### PROBLEM
Please reproduce the records below word for word, keeping every line in its original order.

[start]

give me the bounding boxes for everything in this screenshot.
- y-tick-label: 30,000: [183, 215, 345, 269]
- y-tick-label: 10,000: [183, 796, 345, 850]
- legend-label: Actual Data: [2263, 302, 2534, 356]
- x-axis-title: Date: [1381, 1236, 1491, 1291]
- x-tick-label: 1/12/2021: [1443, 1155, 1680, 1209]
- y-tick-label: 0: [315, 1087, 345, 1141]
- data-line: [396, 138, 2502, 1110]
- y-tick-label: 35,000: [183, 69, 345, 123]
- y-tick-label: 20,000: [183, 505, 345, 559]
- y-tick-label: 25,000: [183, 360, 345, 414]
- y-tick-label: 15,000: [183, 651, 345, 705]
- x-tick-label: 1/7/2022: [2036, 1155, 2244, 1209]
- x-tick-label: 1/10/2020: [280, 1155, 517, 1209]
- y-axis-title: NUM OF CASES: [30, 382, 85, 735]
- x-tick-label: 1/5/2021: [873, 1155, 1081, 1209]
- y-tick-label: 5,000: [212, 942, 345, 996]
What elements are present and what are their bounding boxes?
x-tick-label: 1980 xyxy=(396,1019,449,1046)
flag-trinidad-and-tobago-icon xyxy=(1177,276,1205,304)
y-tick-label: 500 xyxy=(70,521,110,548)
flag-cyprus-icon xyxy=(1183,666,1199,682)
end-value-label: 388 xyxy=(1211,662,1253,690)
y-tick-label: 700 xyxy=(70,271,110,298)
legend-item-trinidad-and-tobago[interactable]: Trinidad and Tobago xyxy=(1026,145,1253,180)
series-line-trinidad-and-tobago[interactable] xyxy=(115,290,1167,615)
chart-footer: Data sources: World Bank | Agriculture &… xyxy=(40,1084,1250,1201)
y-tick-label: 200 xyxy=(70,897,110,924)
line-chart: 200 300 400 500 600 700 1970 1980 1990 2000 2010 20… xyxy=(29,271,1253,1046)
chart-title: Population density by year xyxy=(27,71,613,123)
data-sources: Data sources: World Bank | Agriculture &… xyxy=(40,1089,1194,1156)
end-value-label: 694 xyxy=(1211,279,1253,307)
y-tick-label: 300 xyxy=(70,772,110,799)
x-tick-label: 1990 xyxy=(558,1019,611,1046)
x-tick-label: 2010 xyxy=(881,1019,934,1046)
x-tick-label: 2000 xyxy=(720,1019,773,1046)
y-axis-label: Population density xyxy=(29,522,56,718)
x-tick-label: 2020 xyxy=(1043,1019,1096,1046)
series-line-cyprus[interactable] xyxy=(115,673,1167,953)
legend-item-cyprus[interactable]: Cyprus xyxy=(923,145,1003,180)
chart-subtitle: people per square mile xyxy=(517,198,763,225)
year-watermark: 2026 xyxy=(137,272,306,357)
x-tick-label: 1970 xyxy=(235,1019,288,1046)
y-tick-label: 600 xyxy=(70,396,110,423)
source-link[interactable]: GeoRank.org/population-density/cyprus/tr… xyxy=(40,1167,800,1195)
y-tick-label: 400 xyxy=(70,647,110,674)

[end]

### SOLUTION BELOW
give me the bounding boxes for everything in this screenshot.
- y-tick-label: 30,000: [183, 215, 345, 269]
- y-tick-label: 10,000: [183, 796, 345, 850]
- legend-label: Actual Data: [2263, 302, 2534, 356]
- x-axis-title: Date: [1381, 1236, 1491, 1291]
- x-tick-label: 1/12/2021: [1443, 1155, 1680, 1209]
- y-tick-label: 0: [315, 1087, 345, 1141]
- data-line: [396, 138, 2502, 1110]
- y-tick-label: 35,000: [183, 69, 345, 123]
- y-tick-label: 20,000: [183, 505, 345, 559]
- y-tick-label: 25,000: [183, 360, 345, 414]
- y-tick-label: 15,000: [183, 651, 345, 705]
- x-tick-label: 1/7/2022: [2036, 1155, 2244, 1209]
- x-tick-label: 1/10/2020: [280, 1155, 517, 1209]
- y-axis-title: NUM OF CASES: [30, 382, 85, 735]
- x-tick-label: 1/5/2021: [873, 1155, 1081, 1209]
- y-tick-label: 5,000: [212, 942, 345, 996]
What elements are present and what are their bounding boxes?
x-tick-label: 1980 xyxy=(396,1019,449,1046)
flag-trinidad-and-tobago-icon xyxy=(1177,276,1205,304)
y-tick-label: 500 xyxy=(70,521,110,548)
flag-cyprus-icon xyxy=(1183,666,1199,682)
end-value-label: 388 xyxy=(1211,662,1253,690)
y-tick-label: 700 xyxy=(70,271,110,298)
legend-item-trinidad-and-tobago[interactable]: Trinidad and Tobago xyxy=(1026,145,1253,180)
series-line-trinidad-and-tobago[interactable] xyxy=(115,290,1167,615)
chart-footer: Data sources: World Bank | Agriculture &… xyxy=(40,1084,1250,1201)
y-tick-label: 200 xyxy=(70,897,110,924)
line-chart: 200 300 400 500 600 700 1970 1980 1990 2000 2010 20… xyxy=(29,271,1253,1046)
chart-title: Population density by year xyxy=(27,71,613,123)
data-sources: Data sources: World Bank | Agriculture &… xyxy=(40,1089,1194,1156)
end-value-label: 694 xyxy=(1211,279,1253,307)
y-tick-label: 300 xyxy=(70,772,110,799)
x-tick-label: 1990 xyxy=(558,1019,611,1046)
x-tick-label: 2010 xyxy=(881,1019,934,1046)
x-tick-label: 2000 xyxy=(720,1019,773,1046)
y-axis-label: Population density xyxy=(29,522,56,718)
x-tick-label: 2020 xyxy=(1043,1019,1096,1046)
series-line-cyprus[interactable] xyxy=(115,673,1167,953)
legend-item-cyprus[interactable]: Cyprus xyxy=(923,145,1003,180)
chart-subtitle: people per square mile xyxy=(517,198,763,225)
year-watermark: 2026 xyxy=(137,272,306,357)
x-tick-label: 1970 xyxy=(235,1019,288,1046)
y-tick-label: 600 xyxy=(70,396,110,423)
source-link[interactable]: GeoRank.org/population-density/cyprus/tr… xyxy=(40,1167,800,1195)
y-tick-label: 400 xyxy=(70,647,110,674)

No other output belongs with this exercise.